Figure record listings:
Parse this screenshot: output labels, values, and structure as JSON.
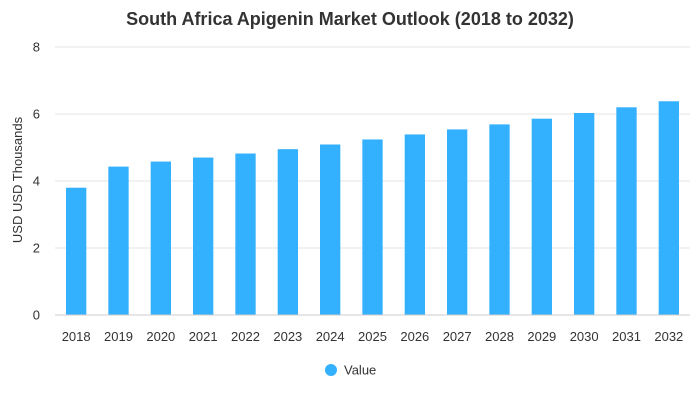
{
  "chart_data": {
    "type": "bar",
    "title": "South Africa Apigenin Market Outlook (2018 to 2032)",
    "xlabel": "",
    "ylabel": "USD USD Thousands",
    "categories": [
      "2018",
      "2019",
      "2020",
      "2021",
      "2022",
      "2023",
      "2024",
      "2025",
      "2026",
      "2027",
      "2028",
      "2029",
      "2030",
      "2031",
      "2032"
    ],
    "series": [
      {
        "name": "Value",
        "values": [
          3.8,
          4.43,
          4.58,
          4.7,
          4.82,
          4.95,
          5.09,
          5.24,
          5.39,
          5.54,
          5.69,
          5.86,
          6.03,
          6.2,
          6.38
        ],
        "color": "#33b1ff"
      }
    ],
    "ylim": [
      0,
      8
    ],
    "yticks": [
      0,
      2,
      4,
      6,
      8
    ],
    "grid": true,
    "legend_position": "bottom-center"
  }
}
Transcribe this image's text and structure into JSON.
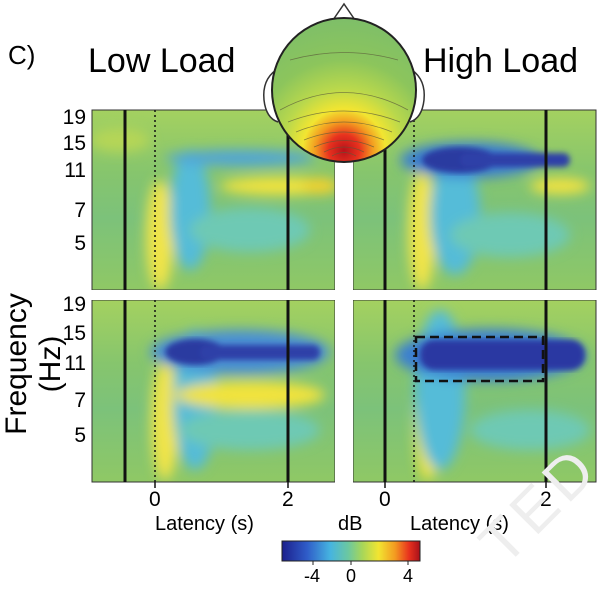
{
  "figure": {
    "panel_label": "C)",
    "conditions": {
      "low": "Low Load",
      "high": "High Load"
    },
    "y_axis": {
      "label": "Frequency (Hz)",
      "ticks": [
        "19",
        "15",
        "11",
        "7",
        "5"
      ]
    },
    "x_axis": {
      "label": "Latency (s)",
      "ticks": [
        "0",
        "2"
      ]
    },
    "colorbar": {
      "label": "dB",
      "ticks": [
        "-4",
        "0",
        "4"
      ],
      "colors": [
        "#1c1f8c",
        "#2f5cc8",
        "#46b4e0",
        "#6cc8a0",
        "#a6d65a",
        "#f2e531",
        "#f39a20",
        "#e8321e",
        "#a8101a"
      ]
    },
    "watermark": "TED"
  },
  "colors": {
    "background_map": "#8cc46a",
    "desync": "#2c3aa0",
    "sync": "#f2e23a",
    "scalp_hot": "#d92a1c"
  }
}
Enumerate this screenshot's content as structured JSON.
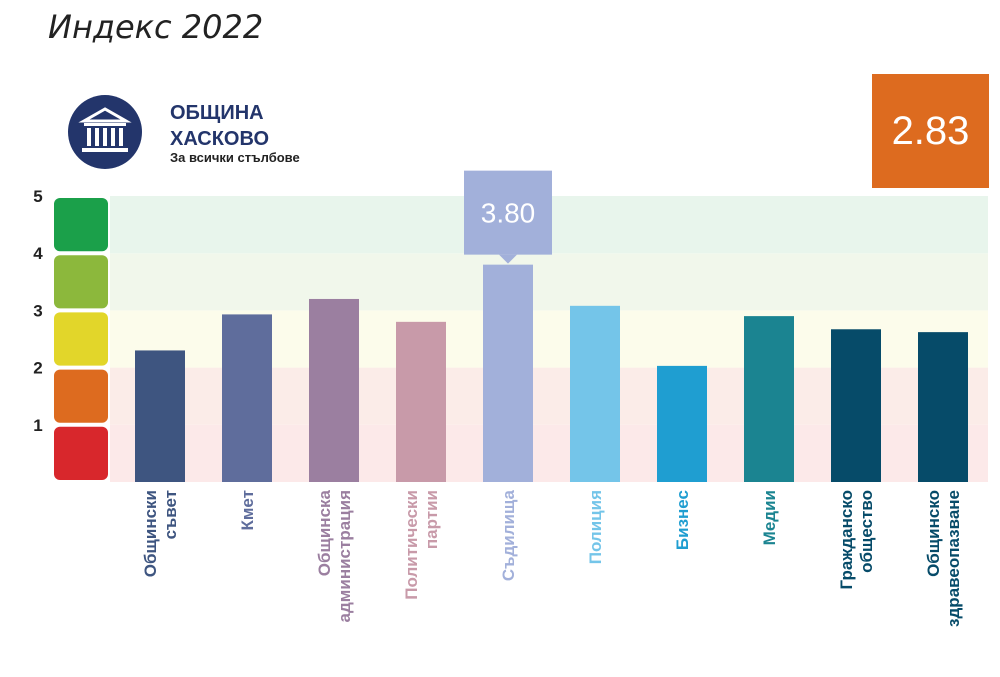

STATED PROBLEM
Repeat all of the entries word for word, but omit the pictures.

RESULT OF THIS EXERCISE
Parse this screenshot: output labels, values, and structure as JSON.
{
  "chart_data": {
    "type": "bar",
    "title": "South Africa Apigenin Market Outlook (2018 to 2032)",
    "xlabel": "",
    "ylabel": "USD USD Thousands",
    "categories": [
      "2018",
      "2019",
      "2020",
      "2021",
      "2022",
      "2023",
      "2024",
      "2025",
      "2026",
      "2027",
      "2028",
      "2029",
      "2030",
      "2031",
      "2032"
    ],
    "series": [
      {
        "name": "Value",
        "values": [
          3.8,
          4.43,
          4.58,
          4.7,
          4.82,
          4.95,
          5.09,
          5.24,
          5.39,
          5.54,
          5.69,
          5.86,
          6.03,
          6.2,
          6.38
        ],
        "color": "#33b1ff"
      }
    ],
    "ylim": [
      0,
      8
    ],
    "yticks": [
      0,
      2,
      4,
      6,
      8
    ],
    "grid": true,
    "legend_position": "bottom-center"
  }
}
Transcribe this image's text and structure into JSON.
{
  "figure": {
    "panel_label": "C)",
    "conditions": {
      "low": "Low Load",
      "high": "High Load"
    },
    "y_axis": {
      "label": "Frequency (Hz)",
      "ticks": [
        "19",
        "15",
        "11",
        "7",
        "5"
      ]
    },
    "x_axis": {
      "label": "Latency (s)",
      "ticks": [
        "0",
        "2"
      ]
    },
    "colorbar": {
      "label": "dB",
      "ticks": [
        "-4",
        "0",
        "4"
      ],
      "colors": [
        "#1c1f8c",
        "#2f5cc8",
        "#46b4e0",
        "#6cc8a0",
        "#a6d65a",
        "#f2e531",
        "#f39a20",
        "#e8321e",
        "#a8101a"
      ]
    },
    "watermark": "TED"
  },
  "colors": {
    "background_map": "#8cc46a",
    "desync": "#2c3aa0",
    "sync": "#f2e23a",
    "scalp_hot": "#d92a1c"
  }
}
Enumerate this screenshot's content as structured JSON.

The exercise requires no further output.